▸ **Recorded data**:

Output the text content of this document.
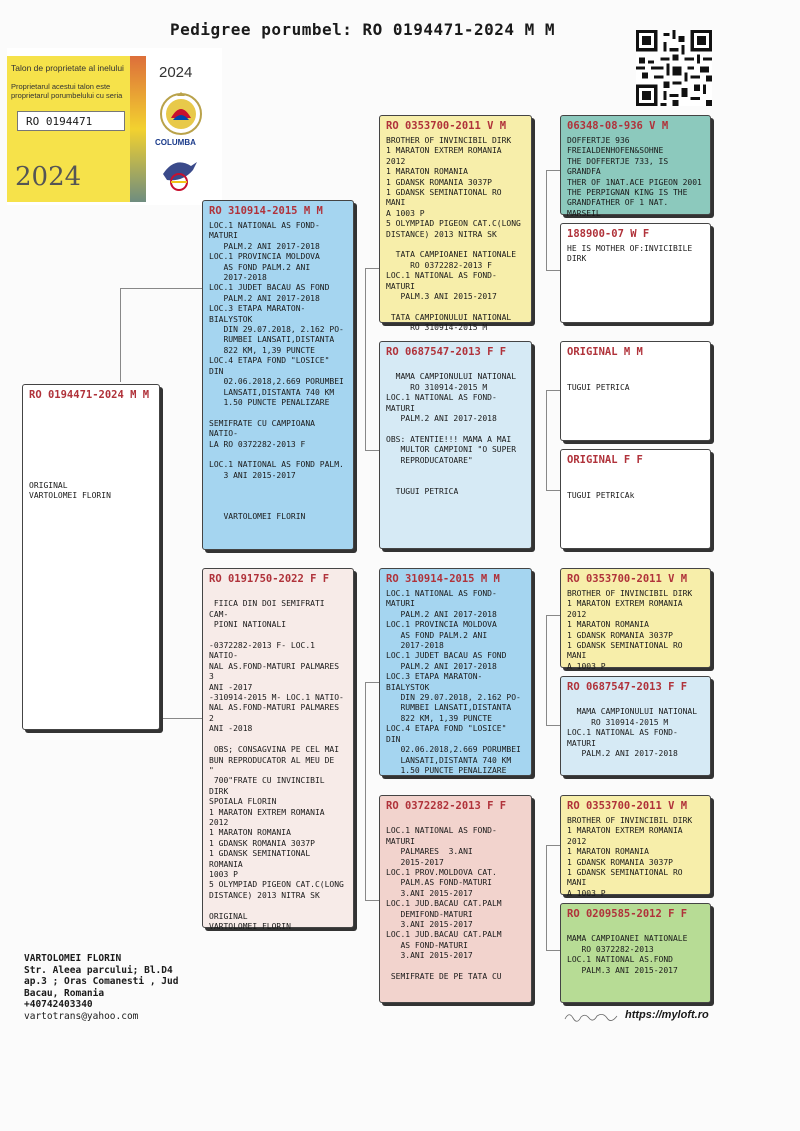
Pedigree porumbel: RO 0194471-2024 M M
Talon de proprietate al inelului
Proprietarul acestui talon este proprietarul porumbelului cu seria
RO 0194471
2024
2024
COLUMBA
RO 0194471-2024 M M
ORIGINAL
VARTOLOMEI FLORIN
RO 310914-2015 M M
LOC.1 NATIONAL AS FOND-MATURI
PALM.2 ANI 2017-2018
LOC.1 PROVINCIA MOLDOVA
AS FOND PALM.2 ANI
2017-2018
LOC.1 JUDET BACAU AS FOND
PALM.2 ANI 2017-2018
LOC.3 ETAPA MARATON-BIALYSTOK
DIN 29.07.2018, 2.162 PO-
RUMBEI LANSATI,DISTANTA
822 KM, 1,39 PUNCTE
LOC.4 ETAPA FOND "LOSICE" DIN
02.06.2018,2.669 PORUMBEI
LANSATI,DISTANTA 740 KM
1.50 PUNCTE PENALIZARE

SEMIFRATE CU CAMPIOANA NATIO-
LA RO 0372282-2013 F

LOC.1 NATIONAL AS FOND PALM.
3 ANI 2015-2017

VARTOLOMEI FLORIN
RO 0191750-2022 F F

FIICA DIN DOI SEMIFRATI CAM-
PIONI NATIONALI

-0372282-2013 F- LOC.1 NATIO-
NAL AS.FOND-MATURI PALMARES 3
ANI -2017
-310914-2015 M- LOC.1 NATIO-
NAL AS.FOND-MATURI PALMARES 2
ANI -2018

OBS; CONSAGVINA PE CEL MAI
BUN REPRODUCATOR AL MEU DE  "
700"FRATE CU INVINCIBIL DIRK
SPOIALA FLORIN
1 MARATON EXTREM ROMANIA 2012
1 MARATON ROMANIA
1 GDANSK ROMANIA 3037P
1 GDANSK SEMINATIONAL ROMANIA
1003 P
5 OLYMPIAD PIGEON CAT.C(LONG
DISTANCE) 2013 NITRA SK

ORIGINAL
VARTOLOMEI FLORIN
RO 0353700-2011 V M
BROTHER OF INVINCIBIL DIRK
1 MARATON EXTREM ROMANIA 2012
1 MARATON ROMANIA
1 GDANSK ROMANIA 3037P
1 GDANSK SEMINATIONAL RO MANI
A 1003 P
5 OLYMPIAD PIGEON CAT.C(LONG
DISTANCE) 2013 NITRA SK

TATA CAMPIOANEI NATIONALE
RO 0372282-2013 F
LOC.1 NATIONAL AS FOND-MATURI
PALM.3 ANI 2015-2017

TATA CAMPIONULUI NATIONAL
RO 310914-2015 M
RO 0687547-2013 F F

MAMA CAMPIONULUI NATIONAL
RO 310914-2015 M
LOC.1 NATIONAL AS FOND-MATURI
PALM.2 ANI 2017-2018

OBS: ATENTIE!!! MAMA A MAI
MULTOR CAMPIONI "O SUPER
REPRODUCATOARE"

TUGUI PETRICA
RO 310914-2015 M M
LOC.1 NATIONAL AS FOND-MATURI
PALM.2 ANI 2017-2018
LOC.1 PROVINCIA MOLDOVA
AS FOND PALM.2 ANI
2017-2018
LOC.1 JUDET BACAU AS FOND
PALM.2 ANI 2017-2018
LOC.3 ETAPA MARATON-BIALYSTOK
DIN 29.07.2018, 2.162 PO-
RUMBEI LANSATI,DISTANTA
822 KM, 1,39 PUNCTE
LOC.4 ETAPA FOND "LOSICE" DIN
02.06.2018,2.669 PORUMBEI
LANSATI,DISTANTA 740 KM
1.50 PUNCTE PENALIZARE
RO 0372282-2013 F F

LOC.1 NATIONAL AS FOND-MATURI
PALMARES  3.ANI
2015-2017
LOC.1 PROV.MOLDOVA CAT.
PALM.AS FOND-MATURI
3.ANI 2015-2017
LOC.1 JUD.BACAU CAT.PALM
DEMIFOND-MATURI
3.ANI 2015-2017
LOC.1 JUD.BACAU CAT.PALM
AS FOND-MATURI
3.ANI 2015-2017

SEMIFRATE DE PE TATA CU
06348-08-936 V M
DOFFERTJE 936
FREIALDENHOFEN&SOHNE
THE DOFFERTJE 733, IS GRANDFA
THER OF 1NAT.ACE PIGEON 2001
THE PERPIGNAN KING IS THE
GRANDFATHER OF 1 NAT. MARSEIL
188900-07 W F
HE IS MOTHER OF:INVICIBILE
DIRK
ORIGINAL M M

TUGUI PETRICA
ORIGINAL F F

TUGUI PETRICAk
RO 0353700-2011 V M
BROTHER OF INVINCIBIL DIRK
1 MARATON EXTREM ROMANIA 2012
1 MARATON ROMANIA
1 GDANSK ROMANIA 3037P
1 GDANSK SEMINATIONAL RO MANI
A 1003 P
RO 0687547-2013 F F

MAMA CAMPIONULUI NATIONAL
RO 310914-2015 M
LOC.1 NATIONAL AS FOND-MATURI
PALM.2 ANI 2017-2018
RO 0353700-2011 V M
BROTHER OF INVINCIBIL DIRK
1 MARATON EXTREM ROMANIA 2012
1 MARATON ROMANIA
1 GDANSK ROMANIA 3037P
1 GDANSK SEMINATIONAL RO MANI
A 1003 P
RO 0209585-2012 F F

MAMA CAMPIOANEI NATIONALE
RO 0372282-2013
LOC.1 NATIONAL AS.FOND
PALM.3 ANI 2015-2017
VARTOLOMEI FLORIN
Str. Aleea parcului; Bl.D4
ap.3 ; Oras Comanesti , Jud
Bacau, Romania
+40742403340
vartotrans@yahoo.com	https://myloft.ro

▸ **Goal**: Pull out every line in the material above where "MAMA" occurs.

▸ **Full answer**:
MAMA CAMPIONULUI NATIONAL
OBS: ATENTIE!!! MAMA A MAI
MAMA CAMPIONULUI NATIONAL
MAMA CAMPIOANEI NATIONALE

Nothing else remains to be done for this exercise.